Copy out the listing that follows, exact in every word, and skip the images.

ENTRIES PROVIDED.
----------------
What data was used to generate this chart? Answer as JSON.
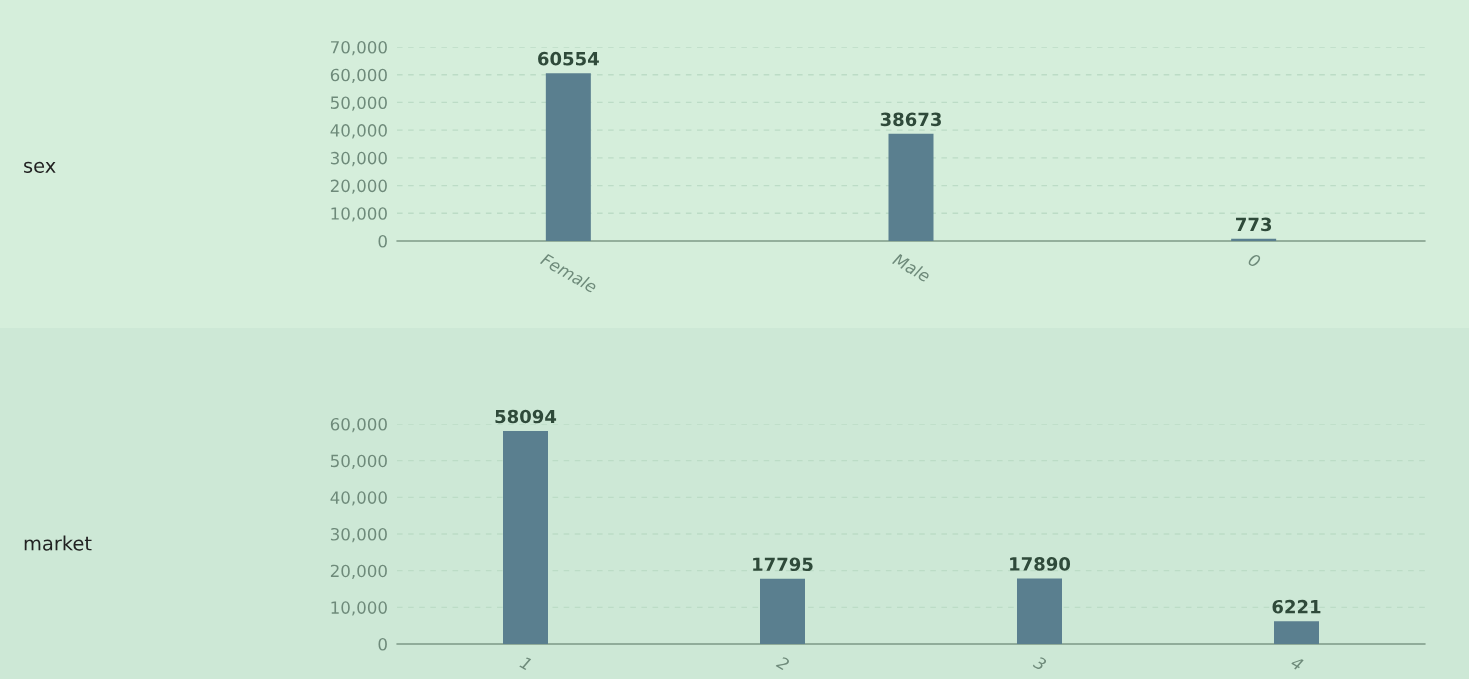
{
  "chart_data": [
    {
      "type": "bar",
      "ylabel": "sex",
      "categories": [
        "Female",
        "Male",
        "0"
      ],
      "values": [
        60554,
        38673,
        773
      ],
      "color": "#5a7f8f",
      "ylim": [
        0,
        70000
      ],
      "yticks": [
        {
          "value": 0,
          "label": "0"
        },
        {
          "value": 10000,
          "label": "10,000"
        },
        {
          "value": 20000,
          "label": "20,000"
        },
        {
          "value": 30000,
          "label": "30,000"
        },
        {
          "value": 40000,
          "label": "40,000"
        },
        {
          "value": 50000,
          "label": "50,000"
        },
        {
          "value": 60000,
          "label": "60,000"
        },
        {
          "value": 70000,
          "label": "70,000"
        }
      ],
      "grid": "y",
      "data_labels": true,
      "legend": false
    },
    {
      "type": "bar",
      "ylabel": "market",
      "categories": [
        "1",
        "2",
        "3",
        "4"
      ],
      "values": [
        58094,
        17795,
        17890,
        6221
      ],
      "color": "#5a7f8f",
      "ylim": [
        0,
        60000
      ],
      "yticks": [
        {
          "value": 0,
          "label": "0"
        },
        {
          "value": 10000,
          "label": "10,000"
        },
        {
          "value": 20000,
          "label": "20,000"
        },
        {
          "value": 30000,
          "label": "30,000"
        },
        {
          "value": 40000,
          "label": "40,000"
        },
        {
          "value": 50000,
          "label": "50,000"
        },
        {
          "value": 60000,
          "label": "60,000"
        }
      ],
      "grid": "y",
      "data_labels": true,
      "legend": false
    }
  ]
}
----------------
OUTPUT OF THE TASK.
What data was used to generate this chart? Answer as JSON.
{
  "chart_data": [
    {
      "type": "bar",
      "ylabel": "sex",
      "categories": [
        "Female",
        "Male",
        "0"
      ],
      "values": [
        60554,
        38673,
        773
      ],
      "color": "#5a7f8f",
      "ylim": [
        0,
        70000
      ],
      "yticks": [
        {
          "value": 0,
          "label": "0"
        },
        {
          "value": 10000,
          "label": "10,000"
        },
        {
          "value": 20000,
          "label": "20,000"
        },
        {
          "value": 30000,
          "label": "30,000"
        },
        {
          "value": 40000,
          "label": "40,000"
        },
        {
          "value": 50000,
          "label": "50,000"
        },
        {
          "value": 60000,
          "label": "60,000"
        },
        {
          "value": 70000,
          "label": "70,000"
        }
      ],
      "grid": "y",
      "data_labels": true,
      "legend": false
    },
    {
      "type": "bar",
      "ylabel": "market",
      "categories": [
        "1",
        "2",
        "3",
        "4"
      ],
      "values": [
        58094,
        17795,
        17890,
        6221
      ],
      "color": "#5a7f8f",
      "ylim": [
        0,
        60000
      ],
      "yticks": [
        {
          "value": 0,
          "label": "0"
        },
        {
          "value": 10000,
          "label": "10,000"
        },
        {
          "value": 20000,
          "label": "20,000"
        },
        {
          "value": 30000,
          "label": "30,000"
        },
        {
          "value": 40000,
          "label": "40,000"
        },
        {
          "value": 50000,
          "label": "50,000"
        },
        {
          "value": 60000,
          "label": "60,000"
        }
      ],
      "grid": "y",
      "data_labels": true,
      "legend": false
    }
  ]
}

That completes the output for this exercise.